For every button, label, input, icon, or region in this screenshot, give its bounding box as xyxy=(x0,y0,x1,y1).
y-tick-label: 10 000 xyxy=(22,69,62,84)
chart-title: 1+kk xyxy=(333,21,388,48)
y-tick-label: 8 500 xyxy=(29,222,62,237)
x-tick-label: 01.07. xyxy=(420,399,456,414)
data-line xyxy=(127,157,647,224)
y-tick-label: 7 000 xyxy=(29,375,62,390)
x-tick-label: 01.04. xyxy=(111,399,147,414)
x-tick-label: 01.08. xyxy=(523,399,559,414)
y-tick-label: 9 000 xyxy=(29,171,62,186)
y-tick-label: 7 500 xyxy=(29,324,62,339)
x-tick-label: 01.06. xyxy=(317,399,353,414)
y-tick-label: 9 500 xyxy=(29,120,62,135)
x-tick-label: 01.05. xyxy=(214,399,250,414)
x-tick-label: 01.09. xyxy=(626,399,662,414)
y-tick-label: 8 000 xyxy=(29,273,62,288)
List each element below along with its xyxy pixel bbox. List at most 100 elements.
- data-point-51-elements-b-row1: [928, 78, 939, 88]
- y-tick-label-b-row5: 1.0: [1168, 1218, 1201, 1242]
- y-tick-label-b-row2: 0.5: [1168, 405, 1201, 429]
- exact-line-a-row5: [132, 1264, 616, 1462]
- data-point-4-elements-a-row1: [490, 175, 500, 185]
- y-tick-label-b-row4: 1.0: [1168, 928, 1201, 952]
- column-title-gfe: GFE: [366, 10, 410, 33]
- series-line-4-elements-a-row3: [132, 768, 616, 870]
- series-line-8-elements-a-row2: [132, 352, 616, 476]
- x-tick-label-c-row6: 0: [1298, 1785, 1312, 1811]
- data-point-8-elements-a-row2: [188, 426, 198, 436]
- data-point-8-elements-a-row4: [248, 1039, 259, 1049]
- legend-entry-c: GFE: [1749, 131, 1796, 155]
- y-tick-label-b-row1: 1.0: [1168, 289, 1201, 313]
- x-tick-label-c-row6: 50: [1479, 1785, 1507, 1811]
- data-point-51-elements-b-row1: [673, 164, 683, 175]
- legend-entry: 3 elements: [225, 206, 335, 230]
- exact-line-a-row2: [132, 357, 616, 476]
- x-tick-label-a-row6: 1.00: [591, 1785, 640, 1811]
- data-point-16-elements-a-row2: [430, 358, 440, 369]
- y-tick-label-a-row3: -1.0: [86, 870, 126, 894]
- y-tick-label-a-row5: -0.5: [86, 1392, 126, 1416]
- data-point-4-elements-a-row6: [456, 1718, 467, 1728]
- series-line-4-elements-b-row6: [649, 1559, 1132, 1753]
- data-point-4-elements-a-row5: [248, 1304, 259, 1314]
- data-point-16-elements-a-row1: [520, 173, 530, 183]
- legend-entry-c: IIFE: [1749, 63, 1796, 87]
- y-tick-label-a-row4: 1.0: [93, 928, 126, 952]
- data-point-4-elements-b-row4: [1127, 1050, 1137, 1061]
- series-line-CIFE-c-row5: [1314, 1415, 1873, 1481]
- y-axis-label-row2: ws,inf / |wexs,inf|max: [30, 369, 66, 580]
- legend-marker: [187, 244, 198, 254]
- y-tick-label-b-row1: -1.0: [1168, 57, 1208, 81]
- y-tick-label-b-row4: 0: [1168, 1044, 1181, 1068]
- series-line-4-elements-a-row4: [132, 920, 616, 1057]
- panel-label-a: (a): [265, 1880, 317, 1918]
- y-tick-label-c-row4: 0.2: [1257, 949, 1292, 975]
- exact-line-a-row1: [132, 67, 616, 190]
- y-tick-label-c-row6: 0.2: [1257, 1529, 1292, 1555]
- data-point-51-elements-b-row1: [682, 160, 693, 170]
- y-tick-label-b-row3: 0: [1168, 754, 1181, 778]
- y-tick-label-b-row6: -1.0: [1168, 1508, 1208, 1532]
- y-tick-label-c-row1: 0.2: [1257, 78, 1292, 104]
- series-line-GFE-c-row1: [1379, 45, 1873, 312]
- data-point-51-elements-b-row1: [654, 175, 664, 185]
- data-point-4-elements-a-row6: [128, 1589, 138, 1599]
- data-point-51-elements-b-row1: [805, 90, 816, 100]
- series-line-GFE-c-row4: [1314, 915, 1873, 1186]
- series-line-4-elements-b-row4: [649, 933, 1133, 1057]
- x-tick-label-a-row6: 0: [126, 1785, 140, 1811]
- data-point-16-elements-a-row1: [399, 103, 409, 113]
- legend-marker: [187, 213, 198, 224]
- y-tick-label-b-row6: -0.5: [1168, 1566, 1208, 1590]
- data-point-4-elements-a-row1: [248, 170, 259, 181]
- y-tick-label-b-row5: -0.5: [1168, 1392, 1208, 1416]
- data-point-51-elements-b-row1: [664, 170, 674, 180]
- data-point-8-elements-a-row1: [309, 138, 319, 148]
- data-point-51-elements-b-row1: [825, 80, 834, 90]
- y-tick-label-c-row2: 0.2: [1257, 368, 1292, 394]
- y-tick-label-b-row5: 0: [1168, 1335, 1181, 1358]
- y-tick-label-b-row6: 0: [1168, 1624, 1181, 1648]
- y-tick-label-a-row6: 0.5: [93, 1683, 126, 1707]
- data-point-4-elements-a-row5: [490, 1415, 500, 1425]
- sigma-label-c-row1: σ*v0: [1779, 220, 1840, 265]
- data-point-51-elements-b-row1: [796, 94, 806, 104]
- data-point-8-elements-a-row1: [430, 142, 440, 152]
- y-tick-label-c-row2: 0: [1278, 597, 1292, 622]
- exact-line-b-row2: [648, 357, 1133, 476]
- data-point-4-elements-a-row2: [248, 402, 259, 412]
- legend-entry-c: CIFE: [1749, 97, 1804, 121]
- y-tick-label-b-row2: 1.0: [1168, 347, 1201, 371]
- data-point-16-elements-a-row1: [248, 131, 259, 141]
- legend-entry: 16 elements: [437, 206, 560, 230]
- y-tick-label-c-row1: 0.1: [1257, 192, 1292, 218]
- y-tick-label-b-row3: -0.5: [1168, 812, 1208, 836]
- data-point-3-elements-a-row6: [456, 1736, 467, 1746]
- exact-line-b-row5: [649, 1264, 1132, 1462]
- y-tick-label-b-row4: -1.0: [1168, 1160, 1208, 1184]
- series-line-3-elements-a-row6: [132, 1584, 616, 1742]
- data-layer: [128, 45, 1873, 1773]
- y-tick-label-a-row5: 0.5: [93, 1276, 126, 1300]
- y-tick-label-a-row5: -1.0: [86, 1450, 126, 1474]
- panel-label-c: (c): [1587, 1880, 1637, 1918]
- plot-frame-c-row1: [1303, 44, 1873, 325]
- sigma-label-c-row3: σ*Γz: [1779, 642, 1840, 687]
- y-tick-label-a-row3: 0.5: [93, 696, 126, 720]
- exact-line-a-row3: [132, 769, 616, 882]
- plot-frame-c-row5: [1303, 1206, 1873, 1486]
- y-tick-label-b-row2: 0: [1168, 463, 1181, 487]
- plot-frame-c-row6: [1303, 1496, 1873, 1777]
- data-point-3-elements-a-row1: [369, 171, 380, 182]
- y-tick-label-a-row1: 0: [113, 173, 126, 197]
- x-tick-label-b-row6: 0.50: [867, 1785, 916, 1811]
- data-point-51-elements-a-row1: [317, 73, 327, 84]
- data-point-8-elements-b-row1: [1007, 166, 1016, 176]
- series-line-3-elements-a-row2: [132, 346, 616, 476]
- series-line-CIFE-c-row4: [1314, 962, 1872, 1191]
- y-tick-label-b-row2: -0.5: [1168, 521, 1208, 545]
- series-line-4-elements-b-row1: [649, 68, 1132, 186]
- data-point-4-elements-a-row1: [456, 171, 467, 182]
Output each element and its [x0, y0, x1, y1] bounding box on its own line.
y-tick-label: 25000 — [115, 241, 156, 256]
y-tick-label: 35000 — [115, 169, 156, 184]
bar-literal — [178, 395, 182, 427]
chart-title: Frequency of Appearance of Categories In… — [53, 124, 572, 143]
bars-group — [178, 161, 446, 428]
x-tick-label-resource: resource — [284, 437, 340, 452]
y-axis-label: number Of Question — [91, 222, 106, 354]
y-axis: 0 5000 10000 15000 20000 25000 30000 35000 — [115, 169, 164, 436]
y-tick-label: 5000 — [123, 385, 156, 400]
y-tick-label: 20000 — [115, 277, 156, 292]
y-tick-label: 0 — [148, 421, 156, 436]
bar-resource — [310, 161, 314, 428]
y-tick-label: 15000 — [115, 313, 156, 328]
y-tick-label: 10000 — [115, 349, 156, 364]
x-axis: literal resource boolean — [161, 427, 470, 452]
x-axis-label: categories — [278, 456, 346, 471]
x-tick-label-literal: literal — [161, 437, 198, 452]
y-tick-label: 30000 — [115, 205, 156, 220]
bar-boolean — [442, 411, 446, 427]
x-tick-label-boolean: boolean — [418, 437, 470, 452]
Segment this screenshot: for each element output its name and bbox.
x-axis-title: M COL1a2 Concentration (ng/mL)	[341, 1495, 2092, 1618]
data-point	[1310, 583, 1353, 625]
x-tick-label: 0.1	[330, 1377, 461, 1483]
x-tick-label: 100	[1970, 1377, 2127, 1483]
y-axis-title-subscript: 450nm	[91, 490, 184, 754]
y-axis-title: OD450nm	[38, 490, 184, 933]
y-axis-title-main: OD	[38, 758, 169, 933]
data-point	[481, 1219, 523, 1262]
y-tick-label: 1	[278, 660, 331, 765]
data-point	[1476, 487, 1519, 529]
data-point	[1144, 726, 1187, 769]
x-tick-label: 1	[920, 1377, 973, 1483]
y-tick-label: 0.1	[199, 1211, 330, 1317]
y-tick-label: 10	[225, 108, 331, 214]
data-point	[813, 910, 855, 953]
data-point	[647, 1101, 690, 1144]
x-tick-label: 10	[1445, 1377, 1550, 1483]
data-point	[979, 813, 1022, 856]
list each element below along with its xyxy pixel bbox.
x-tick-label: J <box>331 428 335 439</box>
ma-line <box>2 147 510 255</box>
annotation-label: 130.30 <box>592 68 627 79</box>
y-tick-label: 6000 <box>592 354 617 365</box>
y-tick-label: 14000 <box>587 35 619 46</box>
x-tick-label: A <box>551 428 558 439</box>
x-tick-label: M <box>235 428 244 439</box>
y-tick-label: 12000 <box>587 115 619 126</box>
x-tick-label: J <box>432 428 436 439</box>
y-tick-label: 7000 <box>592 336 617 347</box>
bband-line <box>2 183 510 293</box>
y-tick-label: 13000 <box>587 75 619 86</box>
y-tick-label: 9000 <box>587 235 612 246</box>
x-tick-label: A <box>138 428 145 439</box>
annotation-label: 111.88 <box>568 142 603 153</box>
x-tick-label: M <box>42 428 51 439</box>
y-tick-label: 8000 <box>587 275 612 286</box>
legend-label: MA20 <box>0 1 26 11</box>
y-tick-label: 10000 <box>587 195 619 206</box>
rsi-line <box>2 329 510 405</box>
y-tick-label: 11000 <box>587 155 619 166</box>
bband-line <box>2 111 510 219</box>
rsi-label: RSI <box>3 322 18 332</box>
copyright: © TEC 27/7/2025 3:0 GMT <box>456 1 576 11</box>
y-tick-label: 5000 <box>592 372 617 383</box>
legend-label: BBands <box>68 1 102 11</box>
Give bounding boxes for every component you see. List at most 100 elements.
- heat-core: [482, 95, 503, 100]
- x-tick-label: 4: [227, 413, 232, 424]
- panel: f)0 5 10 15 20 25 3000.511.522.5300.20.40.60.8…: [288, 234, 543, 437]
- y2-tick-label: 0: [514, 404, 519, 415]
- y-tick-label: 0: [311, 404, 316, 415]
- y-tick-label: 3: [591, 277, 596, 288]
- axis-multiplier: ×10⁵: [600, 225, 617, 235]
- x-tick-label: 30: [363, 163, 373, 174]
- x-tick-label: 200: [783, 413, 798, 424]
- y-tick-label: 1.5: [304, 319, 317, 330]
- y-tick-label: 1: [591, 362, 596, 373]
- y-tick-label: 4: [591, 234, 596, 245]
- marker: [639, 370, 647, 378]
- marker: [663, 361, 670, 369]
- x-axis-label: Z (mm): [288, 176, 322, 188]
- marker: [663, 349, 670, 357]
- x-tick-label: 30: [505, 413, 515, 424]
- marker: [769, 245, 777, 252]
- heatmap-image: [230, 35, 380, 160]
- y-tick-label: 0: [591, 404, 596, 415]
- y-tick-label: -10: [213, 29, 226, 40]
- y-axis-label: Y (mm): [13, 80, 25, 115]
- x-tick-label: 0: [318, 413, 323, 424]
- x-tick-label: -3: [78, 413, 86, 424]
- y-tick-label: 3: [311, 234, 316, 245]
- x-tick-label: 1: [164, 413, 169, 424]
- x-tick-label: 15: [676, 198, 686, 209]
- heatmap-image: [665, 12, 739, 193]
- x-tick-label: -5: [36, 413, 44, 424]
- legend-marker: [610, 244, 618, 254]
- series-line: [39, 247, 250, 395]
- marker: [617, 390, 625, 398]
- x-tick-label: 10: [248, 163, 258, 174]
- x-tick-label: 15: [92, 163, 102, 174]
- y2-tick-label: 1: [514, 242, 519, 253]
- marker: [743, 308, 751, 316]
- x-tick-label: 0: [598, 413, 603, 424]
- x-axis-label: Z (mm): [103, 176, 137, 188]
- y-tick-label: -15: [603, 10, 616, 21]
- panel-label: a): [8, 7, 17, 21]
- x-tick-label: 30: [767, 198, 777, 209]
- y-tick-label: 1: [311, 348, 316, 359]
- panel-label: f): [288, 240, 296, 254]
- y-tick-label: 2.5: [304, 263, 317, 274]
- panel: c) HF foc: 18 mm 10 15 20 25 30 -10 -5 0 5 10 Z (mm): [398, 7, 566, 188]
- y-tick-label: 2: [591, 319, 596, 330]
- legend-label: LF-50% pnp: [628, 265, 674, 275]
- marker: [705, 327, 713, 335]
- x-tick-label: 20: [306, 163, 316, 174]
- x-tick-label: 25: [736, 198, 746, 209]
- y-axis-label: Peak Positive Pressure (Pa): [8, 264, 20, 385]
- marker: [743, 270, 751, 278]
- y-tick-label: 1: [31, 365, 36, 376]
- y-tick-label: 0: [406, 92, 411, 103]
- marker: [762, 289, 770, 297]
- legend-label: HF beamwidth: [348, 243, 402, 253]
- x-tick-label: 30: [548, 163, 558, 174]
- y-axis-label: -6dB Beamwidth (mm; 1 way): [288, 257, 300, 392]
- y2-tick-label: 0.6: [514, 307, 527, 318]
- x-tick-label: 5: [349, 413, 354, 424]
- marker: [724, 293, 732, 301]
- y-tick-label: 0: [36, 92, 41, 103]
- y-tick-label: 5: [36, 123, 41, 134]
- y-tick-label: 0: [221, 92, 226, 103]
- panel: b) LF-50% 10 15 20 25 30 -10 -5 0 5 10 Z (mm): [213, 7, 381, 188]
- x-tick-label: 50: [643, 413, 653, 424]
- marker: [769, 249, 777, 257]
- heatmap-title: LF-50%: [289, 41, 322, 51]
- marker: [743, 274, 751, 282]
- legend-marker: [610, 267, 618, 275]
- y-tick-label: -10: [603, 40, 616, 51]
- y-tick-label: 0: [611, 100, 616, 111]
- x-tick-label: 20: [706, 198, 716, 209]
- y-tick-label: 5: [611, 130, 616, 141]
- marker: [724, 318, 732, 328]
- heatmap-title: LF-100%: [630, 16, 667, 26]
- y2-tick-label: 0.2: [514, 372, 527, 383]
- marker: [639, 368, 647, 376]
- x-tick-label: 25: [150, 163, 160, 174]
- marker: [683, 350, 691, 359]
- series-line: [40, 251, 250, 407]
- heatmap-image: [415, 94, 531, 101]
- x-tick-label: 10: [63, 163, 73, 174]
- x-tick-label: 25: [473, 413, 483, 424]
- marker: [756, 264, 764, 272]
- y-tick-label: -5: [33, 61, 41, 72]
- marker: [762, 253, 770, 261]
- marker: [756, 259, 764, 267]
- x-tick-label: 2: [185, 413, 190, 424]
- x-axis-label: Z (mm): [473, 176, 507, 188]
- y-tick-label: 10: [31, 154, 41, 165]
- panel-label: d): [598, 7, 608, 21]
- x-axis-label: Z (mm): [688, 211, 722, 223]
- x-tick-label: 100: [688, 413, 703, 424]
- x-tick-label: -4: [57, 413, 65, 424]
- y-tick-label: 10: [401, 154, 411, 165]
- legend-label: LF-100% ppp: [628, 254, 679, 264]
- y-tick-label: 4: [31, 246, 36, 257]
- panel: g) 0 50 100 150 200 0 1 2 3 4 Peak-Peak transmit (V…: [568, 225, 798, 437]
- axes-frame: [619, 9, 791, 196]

☆ ☆ ☆ ☆ ☆

-- YOUR INSTRUCTIONS --
Retype the lines starting at the beginning of the records and ending at the line that contains "y-tick-label: 8 000 xyxy=(29,273,62,288)".

-- THE ANSWER --
For every button, label, input, icon, or region in this screenshot, give its bounding box as xyxy=(x0,y0,x1,y1).
y-tick-label: 10 000 xyxy=(22,69,62,84)
chart-title: 1+kk xyxy=(333,21,388,48)
y-tick-label: 8 500 xyxy=(29,222,62,237)
x-tick-label: 01.07. xyxy=(420,399,456,414)
data-line xyxy=(127,157,647,224)
y-tick-label: 7 000 xyxy=(29,375,62,390)
x-tick-label: 01.04. xyxy=(111,399,147,414)
x-tick-label: 01.08. xyxy=(523,399,559,414)
y-tick-label: 9 000 xyxy=(29,171,62,186)
y-tick-label: 7 500 xyxy=(29,324,62,339)
x-tick-label: 01.06. xyxy=(317,399,353,414)
y-tick-label: 9 500 xyxy=(29,120,62,135)
x-tick-label: 01.05. xyxy=(214,399,250,414)
x-tick-label: 01.09. xyxy=(626,399,662,414)
y-tick-label: 8 000 xyxy=(29,273,62,288)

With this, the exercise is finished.